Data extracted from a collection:
+ + +

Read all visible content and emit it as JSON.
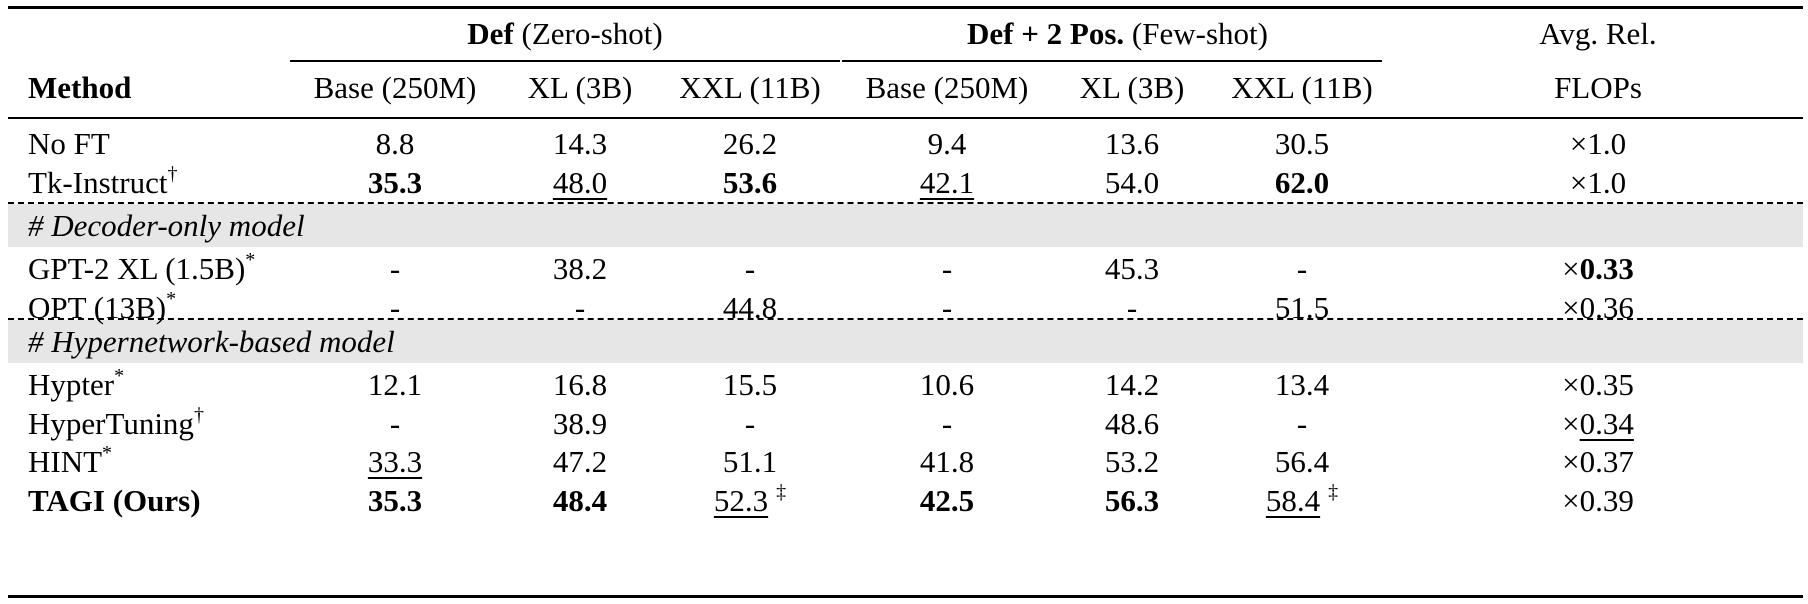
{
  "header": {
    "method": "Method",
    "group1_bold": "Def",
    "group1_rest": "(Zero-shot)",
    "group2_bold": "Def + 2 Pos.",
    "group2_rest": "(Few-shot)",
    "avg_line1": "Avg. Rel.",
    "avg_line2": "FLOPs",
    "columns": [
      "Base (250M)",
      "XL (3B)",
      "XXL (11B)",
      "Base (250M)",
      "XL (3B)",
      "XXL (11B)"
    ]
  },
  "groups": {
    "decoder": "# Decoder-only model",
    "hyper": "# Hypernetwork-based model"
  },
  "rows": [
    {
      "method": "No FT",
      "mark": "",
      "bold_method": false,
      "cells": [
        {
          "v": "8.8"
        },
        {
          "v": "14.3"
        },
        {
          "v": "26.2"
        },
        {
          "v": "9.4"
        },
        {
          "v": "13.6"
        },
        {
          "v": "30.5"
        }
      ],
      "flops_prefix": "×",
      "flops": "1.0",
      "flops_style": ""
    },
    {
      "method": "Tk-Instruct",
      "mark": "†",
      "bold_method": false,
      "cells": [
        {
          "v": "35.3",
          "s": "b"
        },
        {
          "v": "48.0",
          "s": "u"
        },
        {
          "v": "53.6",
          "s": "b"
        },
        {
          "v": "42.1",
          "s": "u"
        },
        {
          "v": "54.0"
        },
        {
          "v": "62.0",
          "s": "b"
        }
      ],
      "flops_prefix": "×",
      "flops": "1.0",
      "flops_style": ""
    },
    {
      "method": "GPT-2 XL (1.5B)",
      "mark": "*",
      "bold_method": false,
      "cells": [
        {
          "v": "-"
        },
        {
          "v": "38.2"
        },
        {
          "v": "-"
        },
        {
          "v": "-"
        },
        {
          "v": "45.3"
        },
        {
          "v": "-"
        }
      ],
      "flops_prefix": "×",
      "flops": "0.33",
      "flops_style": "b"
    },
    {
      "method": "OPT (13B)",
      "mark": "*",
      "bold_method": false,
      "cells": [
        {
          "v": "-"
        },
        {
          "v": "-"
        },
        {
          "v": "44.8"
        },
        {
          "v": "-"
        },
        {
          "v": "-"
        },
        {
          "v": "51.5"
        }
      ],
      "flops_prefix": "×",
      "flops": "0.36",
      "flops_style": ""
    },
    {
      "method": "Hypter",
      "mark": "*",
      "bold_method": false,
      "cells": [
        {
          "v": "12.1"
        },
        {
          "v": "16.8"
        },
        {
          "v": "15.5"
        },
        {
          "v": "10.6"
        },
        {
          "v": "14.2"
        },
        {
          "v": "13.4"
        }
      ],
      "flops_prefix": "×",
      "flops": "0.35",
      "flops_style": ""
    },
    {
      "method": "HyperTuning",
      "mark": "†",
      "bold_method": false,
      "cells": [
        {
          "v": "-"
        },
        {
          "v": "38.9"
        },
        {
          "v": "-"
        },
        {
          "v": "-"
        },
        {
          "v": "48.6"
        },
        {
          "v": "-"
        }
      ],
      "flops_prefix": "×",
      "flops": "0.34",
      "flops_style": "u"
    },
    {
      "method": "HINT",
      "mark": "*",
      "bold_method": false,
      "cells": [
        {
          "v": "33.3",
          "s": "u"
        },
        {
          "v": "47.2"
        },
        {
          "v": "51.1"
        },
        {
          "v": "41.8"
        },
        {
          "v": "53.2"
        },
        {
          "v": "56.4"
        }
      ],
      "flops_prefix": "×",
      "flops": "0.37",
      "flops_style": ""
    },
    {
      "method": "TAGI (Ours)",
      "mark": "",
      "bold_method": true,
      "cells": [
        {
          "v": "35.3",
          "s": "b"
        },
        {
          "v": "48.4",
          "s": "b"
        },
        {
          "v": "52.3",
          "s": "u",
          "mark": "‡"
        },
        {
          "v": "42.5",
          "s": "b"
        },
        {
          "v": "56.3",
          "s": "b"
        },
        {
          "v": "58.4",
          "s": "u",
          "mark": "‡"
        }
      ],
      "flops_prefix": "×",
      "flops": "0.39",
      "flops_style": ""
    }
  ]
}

+ + +

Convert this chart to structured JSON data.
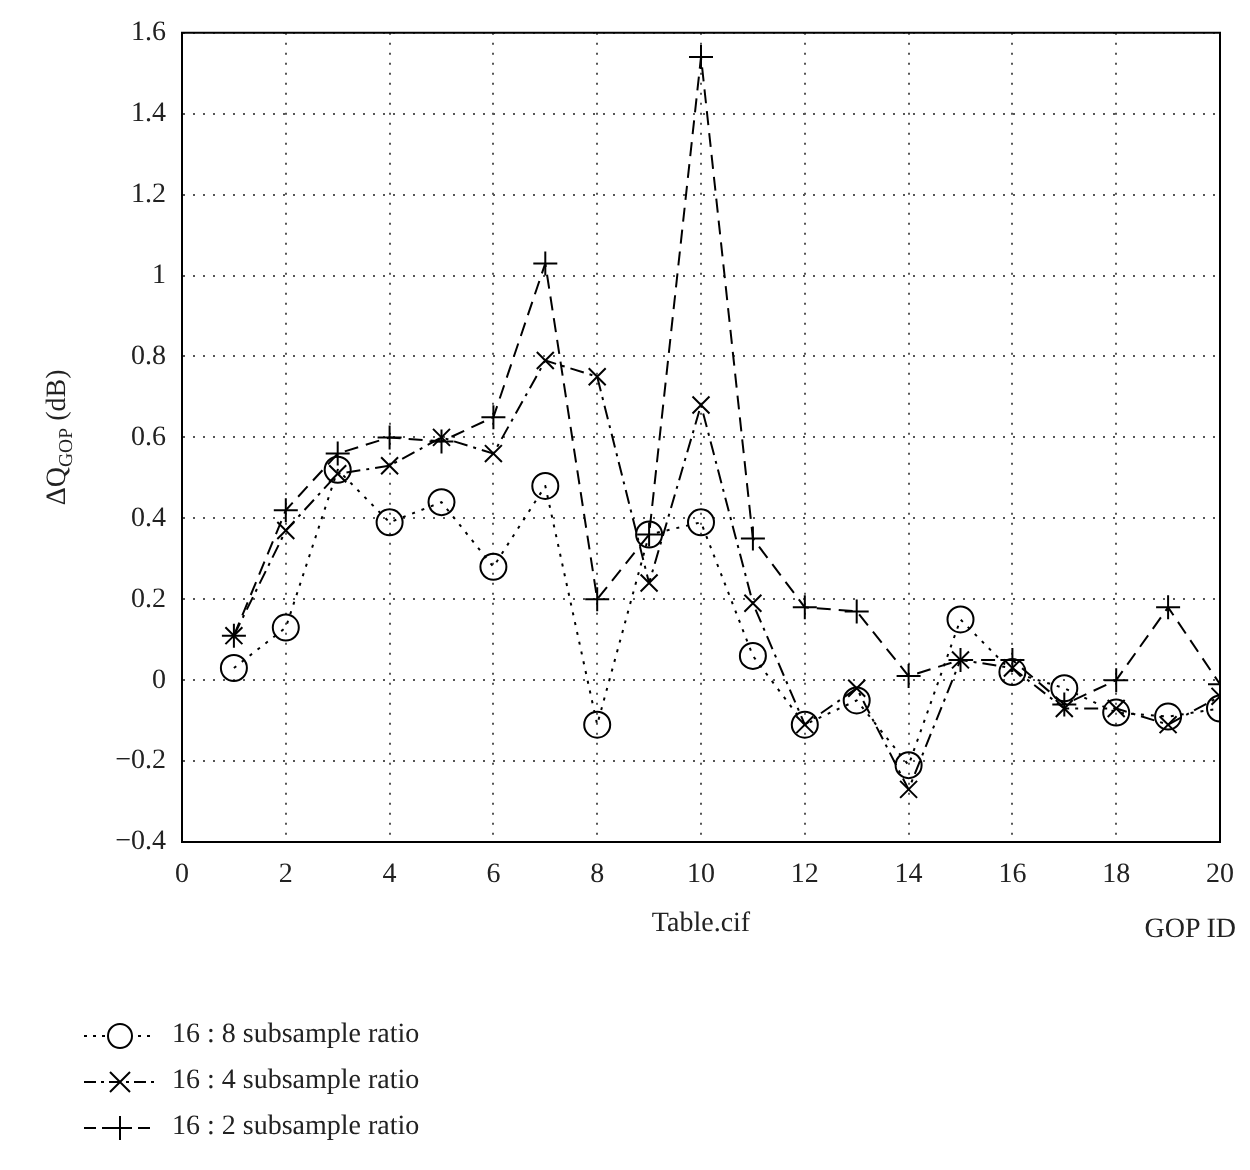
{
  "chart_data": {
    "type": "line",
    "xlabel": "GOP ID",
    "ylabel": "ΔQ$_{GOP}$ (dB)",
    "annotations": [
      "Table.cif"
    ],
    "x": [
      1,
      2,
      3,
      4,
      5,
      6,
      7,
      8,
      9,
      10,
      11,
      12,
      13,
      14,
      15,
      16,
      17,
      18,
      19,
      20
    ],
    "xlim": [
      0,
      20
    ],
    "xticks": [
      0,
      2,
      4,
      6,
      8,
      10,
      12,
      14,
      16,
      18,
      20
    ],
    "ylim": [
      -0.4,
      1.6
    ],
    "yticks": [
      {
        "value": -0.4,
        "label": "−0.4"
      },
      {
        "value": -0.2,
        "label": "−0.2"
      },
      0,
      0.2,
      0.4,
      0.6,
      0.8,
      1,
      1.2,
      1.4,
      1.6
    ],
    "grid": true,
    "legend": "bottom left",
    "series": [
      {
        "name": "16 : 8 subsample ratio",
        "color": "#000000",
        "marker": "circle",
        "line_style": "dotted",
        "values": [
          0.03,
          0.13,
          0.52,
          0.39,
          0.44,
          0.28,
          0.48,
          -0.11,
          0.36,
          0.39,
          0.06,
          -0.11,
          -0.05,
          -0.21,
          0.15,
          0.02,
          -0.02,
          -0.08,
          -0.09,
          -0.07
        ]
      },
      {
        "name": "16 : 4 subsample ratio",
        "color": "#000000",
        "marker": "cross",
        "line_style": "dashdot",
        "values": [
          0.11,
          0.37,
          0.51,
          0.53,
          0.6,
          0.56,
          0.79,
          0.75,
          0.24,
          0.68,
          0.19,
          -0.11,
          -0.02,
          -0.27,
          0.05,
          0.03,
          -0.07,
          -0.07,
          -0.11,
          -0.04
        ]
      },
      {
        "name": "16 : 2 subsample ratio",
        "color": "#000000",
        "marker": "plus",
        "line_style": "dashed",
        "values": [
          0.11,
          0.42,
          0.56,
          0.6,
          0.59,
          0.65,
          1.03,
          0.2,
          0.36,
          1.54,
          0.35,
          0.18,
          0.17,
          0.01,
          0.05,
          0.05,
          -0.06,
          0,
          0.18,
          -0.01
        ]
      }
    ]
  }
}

+ + +

> **The request**
Copy out every line of the listing that includes the string "shot".

> **Complete output**
    "group1_rest": "(Zero-shot)",
    "group2_rest": "(Few-shot)",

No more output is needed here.